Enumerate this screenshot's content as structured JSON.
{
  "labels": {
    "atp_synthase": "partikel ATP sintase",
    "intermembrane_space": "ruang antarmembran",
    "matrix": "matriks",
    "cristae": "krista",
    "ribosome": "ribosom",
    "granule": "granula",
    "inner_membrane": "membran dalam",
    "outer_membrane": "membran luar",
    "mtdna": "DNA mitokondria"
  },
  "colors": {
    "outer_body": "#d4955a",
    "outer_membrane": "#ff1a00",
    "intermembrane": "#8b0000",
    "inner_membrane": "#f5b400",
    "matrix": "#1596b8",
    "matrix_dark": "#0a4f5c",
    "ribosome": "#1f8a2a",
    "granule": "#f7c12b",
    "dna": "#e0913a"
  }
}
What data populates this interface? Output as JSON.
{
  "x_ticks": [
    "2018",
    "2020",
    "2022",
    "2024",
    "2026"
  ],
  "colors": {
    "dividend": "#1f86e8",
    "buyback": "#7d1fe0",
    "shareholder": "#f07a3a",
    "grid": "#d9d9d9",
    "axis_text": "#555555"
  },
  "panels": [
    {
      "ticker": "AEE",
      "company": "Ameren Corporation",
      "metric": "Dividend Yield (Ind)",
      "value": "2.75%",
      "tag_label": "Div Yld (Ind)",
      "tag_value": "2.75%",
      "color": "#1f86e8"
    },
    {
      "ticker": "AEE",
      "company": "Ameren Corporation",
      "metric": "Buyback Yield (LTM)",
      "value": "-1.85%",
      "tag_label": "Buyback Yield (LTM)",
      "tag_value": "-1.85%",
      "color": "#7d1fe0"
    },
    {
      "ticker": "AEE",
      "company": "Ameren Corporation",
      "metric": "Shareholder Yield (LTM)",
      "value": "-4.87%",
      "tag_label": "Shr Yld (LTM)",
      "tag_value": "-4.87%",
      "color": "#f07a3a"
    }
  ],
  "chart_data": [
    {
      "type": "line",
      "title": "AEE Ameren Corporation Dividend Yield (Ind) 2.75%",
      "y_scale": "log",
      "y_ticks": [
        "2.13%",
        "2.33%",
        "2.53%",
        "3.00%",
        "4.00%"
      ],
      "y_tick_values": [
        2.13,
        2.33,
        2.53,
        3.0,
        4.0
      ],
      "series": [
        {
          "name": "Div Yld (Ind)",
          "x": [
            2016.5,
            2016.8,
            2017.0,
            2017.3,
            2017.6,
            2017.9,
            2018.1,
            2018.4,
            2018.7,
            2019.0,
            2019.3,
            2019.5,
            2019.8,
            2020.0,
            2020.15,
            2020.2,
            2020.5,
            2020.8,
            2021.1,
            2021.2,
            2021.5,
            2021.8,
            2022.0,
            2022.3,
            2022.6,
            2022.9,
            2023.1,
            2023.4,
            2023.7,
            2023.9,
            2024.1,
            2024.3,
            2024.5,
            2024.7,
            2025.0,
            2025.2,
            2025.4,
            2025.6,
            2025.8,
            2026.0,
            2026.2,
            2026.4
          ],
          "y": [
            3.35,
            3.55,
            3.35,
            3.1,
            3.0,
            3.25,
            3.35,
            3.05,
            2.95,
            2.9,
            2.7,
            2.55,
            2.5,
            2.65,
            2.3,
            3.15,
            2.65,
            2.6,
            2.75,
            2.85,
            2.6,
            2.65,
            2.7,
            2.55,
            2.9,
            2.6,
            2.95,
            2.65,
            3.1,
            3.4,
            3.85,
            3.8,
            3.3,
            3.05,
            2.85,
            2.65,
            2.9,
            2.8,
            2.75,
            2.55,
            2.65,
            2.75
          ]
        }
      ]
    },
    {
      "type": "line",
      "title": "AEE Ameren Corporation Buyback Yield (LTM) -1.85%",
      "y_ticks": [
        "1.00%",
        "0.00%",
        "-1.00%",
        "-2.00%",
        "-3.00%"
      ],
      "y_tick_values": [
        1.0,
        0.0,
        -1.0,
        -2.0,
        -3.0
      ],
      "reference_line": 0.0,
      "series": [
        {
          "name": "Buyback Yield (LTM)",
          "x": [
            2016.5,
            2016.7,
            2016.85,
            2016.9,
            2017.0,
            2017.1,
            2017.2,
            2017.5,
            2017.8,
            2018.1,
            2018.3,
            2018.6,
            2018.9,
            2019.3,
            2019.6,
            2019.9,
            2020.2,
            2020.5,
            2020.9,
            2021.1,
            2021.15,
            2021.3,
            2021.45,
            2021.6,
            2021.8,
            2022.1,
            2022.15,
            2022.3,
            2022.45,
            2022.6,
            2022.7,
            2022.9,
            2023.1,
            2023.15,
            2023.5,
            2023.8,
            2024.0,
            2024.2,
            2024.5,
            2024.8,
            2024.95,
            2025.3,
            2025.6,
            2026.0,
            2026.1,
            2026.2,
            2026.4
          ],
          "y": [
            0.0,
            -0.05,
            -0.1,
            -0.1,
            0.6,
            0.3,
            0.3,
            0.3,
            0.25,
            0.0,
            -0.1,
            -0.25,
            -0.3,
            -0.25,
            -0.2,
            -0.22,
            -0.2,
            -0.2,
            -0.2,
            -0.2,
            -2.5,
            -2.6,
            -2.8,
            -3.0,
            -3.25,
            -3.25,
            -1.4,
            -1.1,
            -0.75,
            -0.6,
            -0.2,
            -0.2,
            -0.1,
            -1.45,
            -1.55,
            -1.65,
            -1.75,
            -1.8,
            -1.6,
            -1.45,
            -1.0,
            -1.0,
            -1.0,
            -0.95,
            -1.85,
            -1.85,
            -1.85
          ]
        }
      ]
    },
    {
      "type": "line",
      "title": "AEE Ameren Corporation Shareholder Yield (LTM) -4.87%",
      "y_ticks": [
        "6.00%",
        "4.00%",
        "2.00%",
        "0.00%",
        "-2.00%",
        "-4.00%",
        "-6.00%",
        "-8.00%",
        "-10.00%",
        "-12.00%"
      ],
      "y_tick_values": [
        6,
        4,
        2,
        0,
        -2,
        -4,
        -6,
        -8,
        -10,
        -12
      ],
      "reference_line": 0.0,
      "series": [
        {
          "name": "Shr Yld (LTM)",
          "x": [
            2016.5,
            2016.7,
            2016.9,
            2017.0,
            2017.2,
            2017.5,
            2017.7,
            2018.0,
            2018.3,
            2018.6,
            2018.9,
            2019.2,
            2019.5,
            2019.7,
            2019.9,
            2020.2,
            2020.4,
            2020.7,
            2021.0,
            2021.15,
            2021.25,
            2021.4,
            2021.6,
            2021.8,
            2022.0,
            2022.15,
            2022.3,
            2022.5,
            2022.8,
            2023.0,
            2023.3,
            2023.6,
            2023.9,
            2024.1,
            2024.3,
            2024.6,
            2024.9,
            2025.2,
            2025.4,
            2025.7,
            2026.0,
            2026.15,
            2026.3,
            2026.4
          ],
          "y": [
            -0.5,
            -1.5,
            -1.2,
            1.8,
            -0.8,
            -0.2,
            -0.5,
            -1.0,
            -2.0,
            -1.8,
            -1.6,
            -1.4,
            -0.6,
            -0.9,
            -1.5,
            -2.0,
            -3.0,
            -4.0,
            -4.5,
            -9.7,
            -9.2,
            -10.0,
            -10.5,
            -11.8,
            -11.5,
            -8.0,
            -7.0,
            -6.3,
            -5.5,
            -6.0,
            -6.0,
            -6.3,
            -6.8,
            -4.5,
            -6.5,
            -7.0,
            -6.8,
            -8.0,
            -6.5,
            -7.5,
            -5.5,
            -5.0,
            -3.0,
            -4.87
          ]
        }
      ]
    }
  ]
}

§

> **Job**
The records above should be returned exactly.

> **The result**
Enumerate this screenshot's content as structured JSON.
{
  "labels": {
    "atp_synthase": "partikel ATP sintase",
    "intermembrane_space": "ruang antarmembran",
    "matrix": "matriks",
    "cristae": "krista",
    "ribosome": "ribosom",
    "granule": "granula",
    "inner_membrane": "membran dalam",
    "outer_membrane": "membran luar",
    "mtdna": "DNA mitokondria"
  },
  "colors": {
    "outer_body": "#d4955a",
    "outer_membrane": "#ff1a00",
    "intermembrane": "#8b0000",
    "inner_membrane": "#f5b400",
    "matrix": "#1596b8",
    "matrix_dark": "#0a4f5c",
    "ribosome": "#1f8a2a",
    "granule": "#f7c12b",
    "dna": "#e0913a"
  }
}
What data populates this interface? Output as JSON.
{
  "x_ticks": [
    "2018",
    "2020",
    "2022",
    "2024",
    "2026"
  ],
  "colors": {
    "dividend": "#1f86e8",
    "buyback": "#7d1fe0",
    "shareholder": "#f07a3a",
    "grid": "#d9d9d9",
    "axis_text": "#555555"
  },
  "panels": [
    {
      "ticker": "AEE",
      "company": "Ameren Corporation",
      "metric": "Dividend Yield (Ind)",
      "value": "2.75%",
      "tag_label": "Div Yld (Ind)",
      "tag_value": "2.75%",
      "color": "#1f86e8"
    },
    {
      "ticker": "AEE",
      "company": "Ameren Corporation",
      "metric": "Buyback Yield (LTM)",
      "value": "-1.85%",
      "tag_label": "Buyback Yield (LTM)",
      "tag_value": "-1.85%",
      "color": "#7d1fe0"
    },
    {
      "ticker": "AEE",
      "company": "Ameren Corporation",
      "metric": "Shareholder Yield (LTM)",
      "value": "-4.87%",
      "tag_label": "Shr Yld (LTM)",
      "tag_value": "-4.87%",
      "color": "#f07a3a"
    }
  ],
  "chart_data": [
    {
      "type": "line",
      "title": "AEE Ameren Corporation Dividend Yield (Ind) 2.75%",
      "y_scale": "log",
      "y_ticks": [
        "2.13%",
        "2.33%",
        "2.53%",
        "3.00%",
        "4.00%"
      ],
      "y_tick_values": [
        2.13,
        2.33,
        2.53,
        3.0,
        4.0
      ],
      "series": [
        {
          "name": "Div Yld (Ind)",
          "x": [
            2016.5,
            2016.8,
            2017.0,
            2017.3,
            2017.6,
            2017.9,
            2018.1,
            2018.4,
            2018.7,
            2019.0,
            2019.3,
            2019.5,
            2019.8,
            2020.0,
            2020.15,
            2020.2,
            2020.5,
            2020.8,
            2021.1,
            2021.2,
            2021.5,
            2021.8,
            2022.0,
            2022.3,
            2022.6,
            2022.9,
            2023.1,
            2023.4,
            2023.7,
            2023.9,
            2024.1,
            2024.3,
            2024.5,
            2024.7,
            2025.0,
            2025.2,
            2025.4,
            2025.6,
            2025.8,
            2026.0,
            2026.2,
            2026.4
          ],
          "y": [
            3.35,
            3.55,
            3.35,
            3.1,
            3.0,
            3.25,
            3.35,
            3.05,
            2.95,
            2.9,
            2.7,
            2.55,
            2.5,
            2.65,
            2.3,
            3.15,
            2.65,
            2.6,
            2.75,
            2.85,
            2.6,
            2.65,
            2.7,
            2.55,
            2.9,
            2.6,
            2.95,
            2.65,
            3.1,
            3.4,
            3.85,
            3.8,
            3.3,
            3.05,
            2.85,
            2.65,
            2.9,
            2.8,
            2.75,
            2.55,
            2.65,
            2.75
          ]
        }
      ]
    },
    {
      "type": "line",
      "title": "AEE Ameren Corporation Buyback Yield (LTM) -1.85%",
      "y_ticks": [
        "1.00%",
        "0.00%",
        "-1.00%",
        "-2.00%",
        "-3.00%"
      ],
      "y_tick_values": [
        1.0,
        0.0,
        -1.0,
        -2.0,
        -3.0
      ],
      "reference_line": 0.0,
      "series": [
        {
          "name": "Buyback Yield (LTM)",
          "x": [
            2016.5,
            2016.7,
            2016.85,
            2016.9,
            2017.0,
            2017.1,
            2017.2,
            2017.5,
            2017.8,
            2018.1,
            2018.3,
            2018.6,
            2018.9,
            2019.3,
            2019.6,
            2019.9,
            2020.2,
            2020.5,
            2020.9,
            2021.1,
            2021.15,
            2021.3,
            2021.45,
            2021.6,
            2021.8,
            2022.1,
            2022.15,
            2022.3,
            2022.45,
            2022.6,
            2022.7,
            2022.9,
            2023.1,
            2023.15,
            2023.5,
            2023.8,
            2024.0,
            2024.2,
            2024.5,
            2024.8,
            2024.95,
            2025.3,
            2025.6,
            2026.0,
            2026.1,
            2026.2,
            2026.4
          ],
          "y": [
            0.0,
            -0.05,
            -0.1,
            -0.1,
            0.6,
            0.3,
            0.3,
            0.3,
            0.25,
            0.0,
            -0.1,
            -0.25,
            -0.3,
            -0.25,
            -0.2,
            -0.22,
            -0.2,
            -0.2,
            -0.2,
            -0.2,
            -2.5,
            -2.6,
            -2.8,
            -3.0,
            -3.25,
            -3.25,
            -1.4,
            -1.1,
            -0.75,
            -0.6,
            -0.2,
            -0.2,
            -0.1,
            -1.45,
            -1.55,
            -1.65,
            -1.75,
            -1.8,
            -1.6,
            -1.45,
            -1.0,
            -1.0,
            -1.0,
            -0.95,
            -1.85,
            -1.85,
            -1.85
          ]
        }
      ]
    },
    {
      "type": "line",
      "title": "AEE Ameren Corporation Shareholder Yield (LTM) -4.87%",
      "y_ticks": [
        "6.00%",
        "4.00%",
        "2.00%",
        "0.00%",
        "-2.00%",
        "-4.00%",
        "-6.00%",
        "-8.00%",
        "-10.00%",
        "-12.00%"
      ],
      "y_tick_values": [
        6,
        4,
        2,
        0,
        -2,
        -4,
        -6,
        -8,
        -10,
        -12
      ],
      "reference_line": 0.0,
      "series": [
        {
          "name": "Shr Yld (LTM)",
          "x": [
            2016.5,
            2016.7,
            2016.9,
            2017.0,
            2017.2,
            2017.5,
            2017.7,
            2018.0,
            2018.3,
            2018.6,
            2018.9,
            2019.2,
            2019.5,
            2019.7,
            2019.9,
            2020.2,
            2020.4,
            2020.7,
            2021.0,
            2021.15,
            2021.25,
            2021.4,
            2021.6,
            2021.8,
            2022.0,
            2022.15,
            2022.3,
            2022.5,
            2022.8,
            2023.0,
            2023.3,
            2023.6,
            2023.9,
            2024.1,
            2024.3,
            2024.6,
            2024.9,
            2025.2,
            2025.4,
            2025.7,
            2026.0,
            2026.15,
            2026.3,
            2026.4
          ],
          "y": [
            -0.5,
            -1.5,
            -1.2,
            1.8,
            -0.8,
            -0.2,
            -0.5,
            -1.0,
            -2.0,
            -1.8,
            -1.6,
            -1.4,
            -0.6,
            -0.9,
            -1.5,
            -2.0,
            -3.0,
            -4.0,
            -4.5,
            -9.7,
            -9.2,
            -10.0,
            -10.5,
            -11.8,
            -11.5,
            -8.0,
            -7.0,
            -6.3,
            -5.5,
            -6.0,
            -6.0,
            -6.3,
            -6.8,
            -4.5,
            -6.5,
            -7.0,
            -6.8,
            -8.0,
            -6.5,
            -7.5,
            -5.5,
            -5.0,
            -3.0,
            -4.87
          ]
        }
      ]
    }
  ]
}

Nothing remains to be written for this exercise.